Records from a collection
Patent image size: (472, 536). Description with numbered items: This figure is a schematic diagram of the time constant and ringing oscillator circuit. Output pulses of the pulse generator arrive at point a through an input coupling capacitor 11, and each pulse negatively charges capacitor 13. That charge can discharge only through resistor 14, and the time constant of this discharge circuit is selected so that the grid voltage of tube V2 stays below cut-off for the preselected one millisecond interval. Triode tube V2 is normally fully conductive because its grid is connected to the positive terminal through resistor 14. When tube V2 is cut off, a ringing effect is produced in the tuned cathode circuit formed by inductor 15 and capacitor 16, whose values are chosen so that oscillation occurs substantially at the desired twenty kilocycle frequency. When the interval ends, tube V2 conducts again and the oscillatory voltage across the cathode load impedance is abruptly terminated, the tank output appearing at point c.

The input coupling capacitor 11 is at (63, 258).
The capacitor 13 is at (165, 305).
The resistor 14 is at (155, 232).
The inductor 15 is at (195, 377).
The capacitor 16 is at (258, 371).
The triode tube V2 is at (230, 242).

> [YOUR OBJECTIVE]
Arrange the records above as a two-column CSV with the header row request,response. Put each record's request text and its answer in one row, with each value in a single quoted field and line breaks replaced by spaces.

> [WRITTEN SOLUTION]
request,response
"Patent image size: (472, 536). Description with numbered items: This figure is a schematic diagram of the time constant and ringing oscillator circuit. Output pulses of the pulse generator arrive at point a through an input coupling capacitor 11, and each pulse negatively charges capacitor 13. That charge can discharge only through resistor 14, and the time constant of this discharge circuit is selected so that the grid voltage of tube V2 stays below cut-off for the preselected one millisecond interval. Triode tube V2 is normally fully conductive because its grid is connected to the positive terminal through resistor 14. When tube V2 is cut off, a ringing effect is produced in the tuned cathode circuit formed by inductor 15 and capacitor 16, whose values are chosen so that oscillation occurs substantially at the desired twenty kilocycle frequency. When the interval ends, tube V2 conducts again and the oscillatory voltage across the cathode load impedance is abruptly terminated, the tank output appearing at point c.","The input coupling capacitor 11 is at (63, 258). The capacitor 13 is at (165, 305). The resistor 14 is at (155, 232). The inductor 15 is at (195, 377). The capacitor 16 is at (258, 371). The triode tube V2 is at (230, 242)."